▸ **Written problem**: Repeat the whole listing exactly.

-- Start Record list --

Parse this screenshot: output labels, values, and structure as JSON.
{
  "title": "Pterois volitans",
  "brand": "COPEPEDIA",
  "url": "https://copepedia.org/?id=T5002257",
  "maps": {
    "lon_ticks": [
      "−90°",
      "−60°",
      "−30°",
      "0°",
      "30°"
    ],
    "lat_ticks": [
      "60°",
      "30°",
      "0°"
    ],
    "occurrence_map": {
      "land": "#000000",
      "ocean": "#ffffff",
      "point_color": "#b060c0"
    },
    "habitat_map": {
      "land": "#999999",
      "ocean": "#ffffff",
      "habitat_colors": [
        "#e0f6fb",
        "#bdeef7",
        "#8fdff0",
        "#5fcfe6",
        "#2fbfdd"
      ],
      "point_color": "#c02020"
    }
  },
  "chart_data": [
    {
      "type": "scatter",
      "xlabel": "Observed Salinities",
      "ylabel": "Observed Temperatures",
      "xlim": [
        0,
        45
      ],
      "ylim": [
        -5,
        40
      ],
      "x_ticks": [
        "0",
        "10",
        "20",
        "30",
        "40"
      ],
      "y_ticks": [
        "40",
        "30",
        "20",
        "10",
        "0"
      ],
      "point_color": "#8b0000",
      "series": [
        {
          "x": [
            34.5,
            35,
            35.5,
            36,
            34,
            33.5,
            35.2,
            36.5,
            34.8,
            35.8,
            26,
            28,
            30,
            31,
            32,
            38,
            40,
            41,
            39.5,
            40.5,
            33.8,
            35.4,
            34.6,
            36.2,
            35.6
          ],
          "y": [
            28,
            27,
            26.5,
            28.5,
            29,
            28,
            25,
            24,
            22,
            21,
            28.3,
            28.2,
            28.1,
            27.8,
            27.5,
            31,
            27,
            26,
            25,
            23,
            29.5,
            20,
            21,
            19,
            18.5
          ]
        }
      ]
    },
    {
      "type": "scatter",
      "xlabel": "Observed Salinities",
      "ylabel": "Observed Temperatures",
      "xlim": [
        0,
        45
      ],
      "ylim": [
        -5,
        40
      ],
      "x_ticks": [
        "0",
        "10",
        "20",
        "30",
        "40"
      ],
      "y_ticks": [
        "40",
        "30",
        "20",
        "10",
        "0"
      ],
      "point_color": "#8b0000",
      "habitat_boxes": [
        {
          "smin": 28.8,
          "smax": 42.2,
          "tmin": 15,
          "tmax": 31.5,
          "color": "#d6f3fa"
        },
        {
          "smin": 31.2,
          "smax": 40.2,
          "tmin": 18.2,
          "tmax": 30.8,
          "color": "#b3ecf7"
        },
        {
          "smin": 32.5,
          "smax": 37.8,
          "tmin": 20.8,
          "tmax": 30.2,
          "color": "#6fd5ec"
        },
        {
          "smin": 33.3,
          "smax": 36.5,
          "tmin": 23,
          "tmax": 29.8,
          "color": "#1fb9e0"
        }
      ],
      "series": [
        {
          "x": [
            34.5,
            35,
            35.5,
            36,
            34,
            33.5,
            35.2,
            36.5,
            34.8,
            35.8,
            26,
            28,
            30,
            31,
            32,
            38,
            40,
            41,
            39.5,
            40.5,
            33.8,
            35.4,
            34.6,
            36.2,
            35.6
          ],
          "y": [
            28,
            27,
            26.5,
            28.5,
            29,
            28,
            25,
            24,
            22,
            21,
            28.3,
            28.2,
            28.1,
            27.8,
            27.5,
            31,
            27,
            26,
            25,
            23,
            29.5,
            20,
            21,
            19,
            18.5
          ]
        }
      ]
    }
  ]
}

-- End Record list --

▸ **Result**:
Parse this screenshot: output labels, values, and structure as JSON.
{
  "title": "Pterois volitans",
  "brand": "COPEPEDIA",
  "url": "https://copepedia.org/?id=T5002257",
  "maps": {
    "lon_ticks": [
      "−90°",
      "−60°",
      "−30°",
      "0°",
      "30°"
    ],
    "lat_ticks": [
      "60°",
      "30°",
      "0°"
    ],
    "occurrence_map": {
      "land": "#000000",
      "ocean": "#ffffff",
      "point_color": "#b060c0"
    },
    "habitat_map": {
      "land": "#999999",
      "ocean": "#ffffff",
      "habitat_colors": [
        "#e0f6fb",
        "#bdeef7",
        "#8fdff0",
        "#5fcfe6",
        "#2fbfdd"
      ],
      "point_color": "#c02020"
    }
  },
  "chart_data": [
    {
      "type": "scatter",
      "xlabel": "Observed Salinities",
      "ylabel": "Observed Temperatures",
      "xlim": [
        0,
        45
      ],
      "ylim": [
        -5,
        40
      ],
      "x_ticks": [
        "0",
        "10",
        "20",
        "30",
        "40"
      ],
      "y_ticks": [
        "40",
        "30",
        "20",
        "10",
        "0"
      ],
      "point_color": "#8b0000",
      "series": [
        {
          "x": [
            34.5,
            35,
            35.5,
            36,
            34,
            33.5,
            35.2,
            36.5,
            34.8,
            35.8,
            26,
            28,
            30,
            31,
            32,
            38,
            40,
            41,
            39.5,
            40.5,
            33.8,
            35.4,
            34.6,
            36.2,
            35.6
          ],
          "y": [
            28,
            27,
            26.5,
            28.5,
            29,
            28,
            25,
            24,
            22,
            21,
            28.3,
            28.2,
            28.1,
            27.8,
            27.5,
            31,
            27,
            26,
            25,
            23,
            29.5,
            20,
            21,
            19,
            18.5
          ]
        }
      ]
    },
    {
      "type": "scatter",
      "xlabel": "Observed Salinities",
      "ylabel": "Observed Temperatures",
      "xlim": [
        0,
        45
      ],
      "ylim": [
        -5,
        40
      ],
      "x_ticks": [
        "0",
        "10",
        "20",
        "30",
        "40"
      ],
      "y_ticks": [
        "40",
        "30",
        "20",
        "10",
        "0"
      ],
      "point_color": "#8b0000",
      "habitat_boxes": [
        {
          "smin": 28.8,
          "smax": 42.2,
          "tmin": 15,
          "tmax": 31.5,
          "color": "#d6f3fa"
        },
        {
          "smin": 31.2,
          "smax": 40.2,
          "tmin": 18.2,
          "tmax": 30.8,
          "color": "#b3ecf7"
        },
        {
          "smin": 32.5,
          "smax": 37.8,
          "tmin": 20.8,
          "tmax": 30.2,
          "color": "#6fd5ec"
        },
        {
          "smin": 33.3,
          "smax": 36.5,
          "tmin": 23,
          "tmax": 29.8,
          "color": "#1fb9e0"
        }
      ],
      "series": [
        {
          "x": [
            34.5,
            35,
            35.5,
            36,
            34,
            33.5,
            35.2,
            36.5,
            34.8,
            35.8,
            26,
            28,
            30,
            31,
            32,
            38,
            40,
            41,
            39.5,
            40.5,
            33.8,
            35.4,
            34.6,
            36.2,
            35.6
          ],
          "y": [
            28,
            27,
            26.5,
            28.5,
            29,
            28,
            25,
            24,
            22,
            21,
            28.3,
            28.2,
            28.1,
            27.8,
            27.5,
            31,
            27,
            26,
            25,
            23,
            29.5,
            20,
            21,
            19,
            18.5
          ]
        }
      ]
    }
  ]
}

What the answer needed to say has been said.